* [Goal of the exercise]
Lines that contain the string "enlighet" are to be copied; leave out all others.

* [Material shown]

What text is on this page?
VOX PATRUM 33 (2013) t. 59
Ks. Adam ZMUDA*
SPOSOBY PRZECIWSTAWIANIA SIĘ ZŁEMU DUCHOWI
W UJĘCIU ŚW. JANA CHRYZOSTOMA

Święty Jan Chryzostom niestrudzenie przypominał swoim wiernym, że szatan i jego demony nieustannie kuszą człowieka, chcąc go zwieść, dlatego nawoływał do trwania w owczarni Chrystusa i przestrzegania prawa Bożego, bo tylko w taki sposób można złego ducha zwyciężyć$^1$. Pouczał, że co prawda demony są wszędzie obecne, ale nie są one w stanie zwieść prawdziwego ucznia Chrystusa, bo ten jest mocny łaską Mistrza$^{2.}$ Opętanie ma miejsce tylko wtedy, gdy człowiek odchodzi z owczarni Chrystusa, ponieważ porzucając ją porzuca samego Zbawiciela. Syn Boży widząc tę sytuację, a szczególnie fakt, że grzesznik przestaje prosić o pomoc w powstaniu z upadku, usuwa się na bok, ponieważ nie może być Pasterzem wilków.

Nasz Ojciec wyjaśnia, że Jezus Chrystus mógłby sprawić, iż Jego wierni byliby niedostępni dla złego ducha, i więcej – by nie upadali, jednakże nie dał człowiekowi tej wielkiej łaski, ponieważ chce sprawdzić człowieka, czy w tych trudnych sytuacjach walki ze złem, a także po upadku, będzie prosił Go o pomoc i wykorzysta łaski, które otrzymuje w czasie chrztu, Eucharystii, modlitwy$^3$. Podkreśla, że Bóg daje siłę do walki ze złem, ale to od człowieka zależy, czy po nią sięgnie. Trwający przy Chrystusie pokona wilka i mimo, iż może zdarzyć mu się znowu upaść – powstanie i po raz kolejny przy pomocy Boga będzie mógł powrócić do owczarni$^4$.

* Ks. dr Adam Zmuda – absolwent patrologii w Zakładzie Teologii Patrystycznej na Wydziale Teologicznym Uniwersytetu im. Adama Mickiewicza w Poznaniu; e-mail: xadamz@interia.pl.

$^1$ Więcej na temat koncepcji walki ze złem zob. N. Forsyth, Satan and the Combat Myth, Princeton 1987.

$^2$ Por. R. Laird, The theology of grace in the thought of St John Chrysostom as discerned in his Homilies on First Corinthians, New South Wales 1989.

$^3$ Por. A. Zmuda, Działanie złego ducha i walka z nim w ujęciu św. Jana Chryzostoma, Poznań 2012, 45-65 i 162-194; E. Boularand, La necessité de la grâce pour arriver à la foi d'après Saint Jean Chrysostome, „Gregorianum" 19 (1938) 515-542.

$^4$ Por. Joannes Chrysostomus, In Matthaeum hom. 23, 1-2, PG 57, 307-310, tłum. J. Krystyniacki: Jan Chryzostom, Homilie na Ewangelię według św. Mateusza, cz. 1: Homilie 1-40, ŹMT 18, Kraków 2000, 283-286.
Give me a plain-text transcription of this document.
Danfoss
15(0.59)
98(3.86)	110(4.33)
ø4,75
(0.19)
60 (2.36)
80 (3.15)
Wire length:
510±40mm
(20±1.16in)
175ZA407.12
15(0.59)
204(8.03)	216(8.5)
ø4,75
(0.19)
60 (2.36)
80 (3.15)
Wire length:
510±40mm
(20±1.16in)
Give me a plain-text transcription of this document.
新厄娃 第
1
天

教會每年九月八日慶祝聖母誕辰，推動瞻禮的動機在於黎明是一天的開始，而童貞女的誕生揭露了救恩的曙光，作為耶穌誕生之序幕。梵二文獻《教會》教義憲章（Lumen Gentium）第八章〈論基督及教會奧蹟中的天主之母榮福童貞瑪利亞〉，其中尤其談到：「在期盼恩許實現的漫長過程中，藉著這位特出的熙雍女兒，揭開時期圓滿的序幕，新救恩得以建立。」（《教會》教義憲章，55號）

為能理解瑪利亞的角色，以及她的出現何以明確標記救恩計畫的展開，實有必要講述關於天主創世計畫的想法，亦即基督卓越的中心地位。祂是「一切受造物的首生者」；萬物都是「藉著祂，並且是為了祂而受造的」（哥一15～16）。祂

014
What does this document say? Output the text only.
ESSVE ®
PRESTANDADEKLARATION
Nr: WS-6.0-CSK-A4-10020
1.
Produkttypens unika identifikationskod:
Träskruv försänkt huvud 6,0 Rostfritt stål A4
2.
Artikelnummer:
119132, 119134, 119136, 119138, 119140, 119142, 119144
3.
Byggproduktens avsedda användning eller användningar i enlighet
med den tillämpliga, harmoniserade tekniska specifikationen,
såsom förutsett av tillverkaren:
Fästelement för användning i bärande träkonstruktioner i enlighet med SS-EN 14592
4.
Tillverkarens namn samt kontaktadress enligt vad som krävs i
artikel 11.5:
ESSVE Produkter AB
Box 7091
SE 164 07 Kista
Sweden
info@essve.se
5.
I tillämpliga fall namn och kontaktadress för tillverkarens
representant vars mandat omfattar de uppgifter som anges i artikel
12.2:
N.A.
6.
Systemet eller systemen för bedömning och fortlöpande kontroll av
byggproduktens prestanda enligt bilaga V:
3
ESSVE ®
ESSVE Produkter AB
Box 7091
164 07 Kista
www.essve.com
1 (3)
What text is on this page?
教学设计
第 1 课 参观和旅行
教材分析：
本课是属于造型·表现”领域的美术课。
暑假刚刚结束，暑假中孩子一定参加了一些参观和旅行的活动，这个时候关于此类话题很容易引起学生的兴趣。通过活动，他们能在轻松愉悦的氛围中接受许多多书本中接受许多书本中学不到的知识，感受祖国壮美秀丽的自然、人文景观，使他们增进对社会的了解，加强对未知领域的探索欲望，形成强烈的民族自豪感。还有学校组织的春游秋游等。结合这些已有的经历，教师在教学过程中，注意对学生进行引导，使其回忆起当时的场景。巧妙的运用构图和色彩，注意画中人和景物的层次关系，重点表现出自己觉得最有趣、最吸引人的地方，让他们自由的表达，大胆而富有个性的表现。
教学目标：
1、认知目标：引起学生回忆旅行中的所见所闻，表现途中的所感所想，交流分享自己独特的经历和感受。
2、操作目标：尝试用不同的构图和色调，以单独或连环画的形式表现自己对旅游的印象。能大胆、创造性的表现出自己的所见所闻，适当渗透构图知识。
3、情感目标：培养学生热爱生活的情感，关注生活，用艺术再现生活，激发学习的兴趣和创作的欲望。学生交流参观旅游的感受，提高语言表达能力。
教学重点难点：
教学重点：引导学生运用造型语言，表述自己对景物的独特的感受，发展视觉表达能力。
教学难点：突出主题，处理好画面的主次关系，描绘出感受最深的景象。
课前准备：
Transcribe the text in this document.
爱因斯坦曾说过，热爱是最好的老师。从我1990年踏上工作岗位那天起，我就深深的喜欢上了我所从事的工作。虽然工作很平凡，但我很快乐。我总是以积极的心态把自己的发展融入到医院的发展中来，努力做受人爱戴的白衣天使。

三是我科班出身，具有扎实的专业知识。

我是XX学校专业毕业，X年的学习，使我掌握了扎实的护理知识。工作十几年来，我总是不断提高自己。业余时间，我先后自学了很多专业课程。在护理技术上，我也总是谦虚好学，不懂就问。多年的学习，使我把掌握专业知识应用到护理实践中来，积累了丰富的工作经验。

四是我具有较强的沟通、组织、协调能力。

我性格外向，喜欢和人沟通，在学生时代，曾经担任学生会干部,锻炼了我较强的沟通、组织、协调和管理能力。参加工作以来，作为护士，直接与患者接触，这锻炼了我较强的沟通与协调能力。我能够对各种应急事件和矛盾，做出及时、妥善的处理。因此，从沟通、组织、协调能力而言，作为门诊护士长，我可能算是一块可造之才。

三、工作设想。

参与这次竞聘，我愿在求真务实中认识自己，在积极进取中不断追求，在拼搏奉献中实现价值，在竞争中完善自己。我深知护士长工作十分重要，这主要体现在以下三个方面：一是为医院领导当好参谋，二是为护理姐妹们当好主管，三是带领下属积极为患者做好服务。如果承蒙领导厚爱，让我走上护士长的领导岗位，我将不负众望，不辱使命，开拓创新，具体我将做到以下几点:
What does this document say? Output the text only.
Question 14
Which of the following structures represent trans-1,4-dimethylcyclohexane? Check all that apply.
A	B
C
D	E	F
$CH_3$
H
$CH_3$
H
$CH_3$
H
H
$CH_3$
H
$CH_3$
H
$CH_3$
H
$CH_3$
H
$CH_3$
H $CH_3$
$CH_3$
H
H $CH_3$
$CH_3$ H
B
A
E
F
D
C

* [Result]
Byggproduktens avsedda användning eller användningar i enlighet
Fästelement för användning i bärande träkonstruktioner i enlighet med SS-EN 14592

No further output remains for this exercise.